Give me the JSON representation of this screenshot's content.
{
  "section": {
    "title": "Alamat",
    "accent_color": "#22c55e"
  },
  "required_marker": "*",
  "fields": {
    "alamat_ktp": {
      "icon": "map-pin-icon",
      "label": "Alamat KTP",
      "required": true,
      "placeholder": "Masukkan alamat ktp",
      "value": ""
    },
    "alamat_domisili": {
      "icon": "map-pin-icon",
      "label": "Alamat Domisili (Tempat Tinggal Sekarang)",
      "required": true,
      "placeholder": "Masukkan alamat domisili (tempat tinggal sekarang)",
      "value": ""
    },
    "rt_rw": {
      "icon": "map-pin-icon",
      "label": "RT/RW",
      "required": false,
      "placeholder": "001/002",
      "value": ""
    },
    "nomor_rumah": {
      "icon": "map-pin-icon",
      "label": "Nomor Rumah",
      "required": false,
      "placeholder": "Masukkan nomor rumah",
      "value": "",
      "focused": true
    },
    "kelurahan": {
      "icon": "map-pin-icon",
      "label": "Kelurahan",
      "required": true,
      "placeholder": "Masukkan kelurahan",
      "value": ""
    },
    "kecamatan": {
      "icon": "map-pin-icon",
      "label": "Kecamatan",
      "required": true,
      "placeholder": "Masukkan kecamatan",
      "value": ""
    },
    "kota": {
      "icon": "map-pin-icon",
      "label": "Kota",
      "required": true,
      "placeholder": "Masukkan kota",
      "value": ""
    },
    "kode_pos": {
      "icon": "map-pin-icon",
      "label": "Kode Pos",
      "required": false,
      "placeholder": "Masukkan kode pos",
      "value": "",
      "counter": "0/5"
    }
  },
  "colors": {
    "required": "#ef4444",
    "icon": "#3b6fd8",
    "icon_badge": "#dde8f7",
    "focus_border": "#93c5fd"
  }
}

--------------------------------------------------

**Problem description**:
Quote every record above exactly.

**Exercise result**:
Give me the JSON representation of this screenshot's content.
{
  "section": {
    "title": "Alamat",
    "accent_color": "#22c55e"
  },
  "required_marker": "*",
  "fields": {
    "alamat_ktp": {
      "icon": "map-pin-icon",
      "label": "Alamat KTP",
      "required": true,
      "placeholder": "Masukkan alamat ktp",
      "value": ""
    },
    "alamat_domisili": {
      "icon": "map-pin-icon",
      "label": "Alamat Domisili (Tempat Tinggal Sekarang)",
      "required": true,
      "placeholder": "Masukkan alamat domisili (tempat tinggal sekarang)",
      "value": ""
    },
    "rt_rw": {
      "icon": "map-pin-icon",
      "label": "RT/RW",
      "required": false,
      "placeholder": "001/002",
      "value": ""
    },
    "nomor_rumah": {
      "icon": "map-pin-icon",
      "label": "Nomor Rumah",
      "required": false,
      "placeholder": "Masukkan nomor rumah",
      "value": "",
      "focused": true
    },
    "kelurahan": {
      "icon": "map-pin-icon",
      "label": "Kelurahan",
      "required": true,
      "placeholder": "Masukkan kelurahan",
      "value": ""
    },
    "kecamatan": {
      "icon": "map-pin-icon",
      "label": "Kecamatan",
      "required": true,
      "placeholder": "Masukkan kecamatan",
      "value": ""
    },
    "kota": {
      "icon": "map-pin-icon",
      "label": "Kota",
      "required": true,
      "placeholder": "Masukkan kota",
      "value": ""
    },
    "kode_pos": {
      "icon": "map-pin-icon",
      "label": "Kode Pos",
      "required": false,
      "placeholder": "Masukkan kode pos",
      "value": "",
      "counter": "0/5"
    }
  },
  "colors": {
    "required": "#ef4444",
    "icon": "#3b6fd8",
    "icon_badge": "#dde8f7",
    "focus_border": "#93c5fd"
  }
}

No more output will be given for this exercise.